* Task statement:
Copy the passage from the text on Our Lady of the Sacred Heart Church word for word, starting with "Our Lady of" and going on through "in rented properties.".

* Reading passage:

· · · ·

Our Lady of the Sacred Heart Church is a Roman Catholic parish church in Wellingborough, Northamptonshire, England. It was built from 1884 to 1886 by Samuel Joseph Nicholl in the Gothic Revival style. It is located on Raneleigh Road, between Knox Road and Palk Road to the east of the town centre. It is a Grade II listed building.

==History==
===Foundation===
In 1869, a mission was founded in Wellingborough. It was supported by the Arkwright family from Knuston Hall, one of whom was the High Sheriff of Northamptonshire, Herbert Robert Arkwright. Mass was celebrated in Wellingborough in rented properties.

===Construction===
Between 1873 and 1882, the land for the current church was bought in stages. In 1884, Samuel Joseph Nicholl was commissioned to design the church. He was from London and also designed St Charles Borromeo Church, Westminster and taught Alexander Scoles. On 2 September 1886 the church was opened. The total cost of the church was £5,281. From 1893 to 1894, the presbytery was built and came to a total cost of £1,558.

· · · ·

* Data shown:

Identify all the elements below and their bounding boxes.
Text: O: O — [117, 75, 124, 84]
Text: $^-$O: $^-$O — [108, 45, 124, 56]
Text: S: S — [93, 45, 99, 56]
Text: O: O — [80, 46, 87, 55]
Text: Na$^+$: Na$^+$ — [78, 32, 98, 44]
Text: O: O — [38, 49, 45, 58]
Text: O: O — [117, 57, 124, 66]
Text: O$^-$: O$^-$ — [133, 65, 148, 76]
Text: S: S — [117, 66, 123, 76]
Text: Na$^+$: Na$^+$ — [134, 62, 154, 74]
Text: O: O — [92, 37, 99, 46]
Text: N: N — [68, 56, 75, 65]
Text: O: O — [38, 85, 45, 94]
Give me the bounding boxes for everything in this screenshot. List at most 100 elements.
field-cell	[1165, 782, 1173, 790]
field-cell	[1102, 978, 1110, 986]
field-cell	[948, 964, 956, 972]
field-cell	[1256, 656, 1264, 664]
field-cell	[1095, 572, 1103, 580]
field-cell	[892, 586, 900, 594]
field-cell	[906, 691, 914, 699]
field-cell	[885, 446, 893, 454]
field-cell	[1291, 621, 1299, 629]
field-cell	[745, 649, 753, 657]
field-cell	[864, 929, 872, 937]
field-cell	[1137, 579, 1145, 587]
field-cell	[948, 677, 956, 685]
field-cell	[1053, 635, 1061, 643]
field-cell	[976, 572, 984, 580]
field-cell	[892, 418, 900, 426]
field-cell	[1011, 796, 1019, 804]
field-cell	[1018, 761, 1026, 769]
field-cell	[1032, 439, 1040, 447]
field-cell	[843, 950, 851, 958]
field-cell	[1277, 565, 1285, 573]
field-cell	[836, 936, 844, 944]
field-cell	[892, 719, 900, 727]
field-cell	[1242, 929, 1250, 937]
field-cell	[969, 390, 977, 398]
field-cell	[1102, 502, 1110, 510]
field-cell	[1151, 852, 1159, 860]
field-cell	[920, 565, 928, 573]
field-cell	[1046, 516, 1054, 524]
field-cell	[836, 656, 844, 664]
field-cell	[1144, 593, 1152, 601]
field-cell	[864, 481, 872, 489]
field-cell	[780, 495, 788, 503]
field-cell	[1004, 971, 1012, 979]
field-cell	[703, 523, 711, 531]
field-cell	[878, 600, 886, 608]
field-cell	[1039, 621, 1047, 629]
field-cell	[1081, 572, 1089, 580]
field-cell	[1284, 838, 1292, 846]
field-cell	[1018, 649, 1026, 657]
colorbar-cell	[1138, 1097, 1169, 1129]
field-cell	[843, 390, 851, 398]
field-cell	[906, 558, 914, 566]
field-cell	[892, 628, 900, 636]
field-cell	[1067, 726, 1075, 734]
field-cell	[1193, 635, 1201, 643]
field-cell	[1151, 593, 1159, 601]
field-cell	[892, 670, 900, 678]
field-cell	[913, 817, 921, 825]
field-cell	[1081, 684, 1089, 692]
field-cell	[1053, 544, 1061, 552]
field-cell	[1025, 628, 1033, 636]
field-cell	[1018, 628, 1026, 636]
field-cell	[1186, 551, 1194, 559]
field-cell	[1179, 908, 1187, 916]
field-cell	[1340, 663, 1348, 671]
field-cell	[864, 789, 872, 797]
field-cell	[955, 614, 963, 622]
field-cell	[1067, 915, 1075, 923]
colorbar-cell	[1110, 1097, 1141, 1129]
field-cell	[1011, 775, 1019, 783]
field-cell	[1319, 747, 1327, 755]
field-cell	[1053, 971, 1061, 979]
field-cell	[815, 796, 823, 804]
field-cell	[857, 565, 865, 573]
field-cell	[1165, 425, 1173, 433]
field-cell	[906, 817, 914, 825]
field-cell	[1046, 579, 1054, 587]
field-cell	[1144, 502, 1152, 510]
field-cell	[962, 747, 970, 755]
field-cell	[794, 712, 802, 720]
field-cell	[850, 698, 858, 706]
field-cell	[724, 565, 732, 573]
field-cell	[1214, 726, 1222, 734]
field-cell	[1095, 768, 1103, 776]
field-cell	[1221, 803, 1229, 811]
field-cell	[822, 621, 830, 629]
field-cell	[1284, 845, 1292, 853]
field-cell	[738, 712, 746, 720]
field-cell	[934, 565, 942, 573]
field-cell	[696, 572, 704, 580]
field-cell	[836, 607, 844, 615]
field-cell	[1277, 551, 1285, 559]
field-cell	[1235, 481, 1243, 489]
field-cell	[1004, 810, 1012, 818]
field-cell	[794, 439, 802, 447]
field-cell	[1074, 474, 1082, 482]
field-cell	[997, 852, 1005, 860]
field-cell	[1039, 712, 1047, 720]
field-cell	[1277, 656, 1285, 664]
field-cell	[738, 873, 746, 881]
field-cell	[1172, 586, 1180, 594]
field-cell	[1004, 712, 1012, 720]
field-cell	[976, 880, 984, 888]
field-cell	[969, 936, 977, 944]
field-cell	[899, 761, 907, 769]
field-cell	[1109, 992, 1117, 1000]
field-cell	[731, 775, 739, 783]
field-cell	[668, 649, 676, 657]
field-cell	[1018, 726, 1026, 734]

· · · ·

* Reply:
Our Lady of the Sacred Heart Church is a Roman Catholic parish church in Wellingborough, Northamptonshire, England. It was built from 1884 to 1886 by Samuel Joseph Nicholl in the Gothic Revival style. It is located on Raneleigh Road, between Knox Road and Palk Road to the east of the town centre. It is a Grade II listed building.

==History==
===Foundation===
In 1869, a mission was founded in Wellingborough. It was supported by the Arkwright family from Knuston Hall, one of whom was the High Sheriff of Northamptonshire, Herbert Robert Arkwright. Mass was celebrated in Wellingborough in rented properties.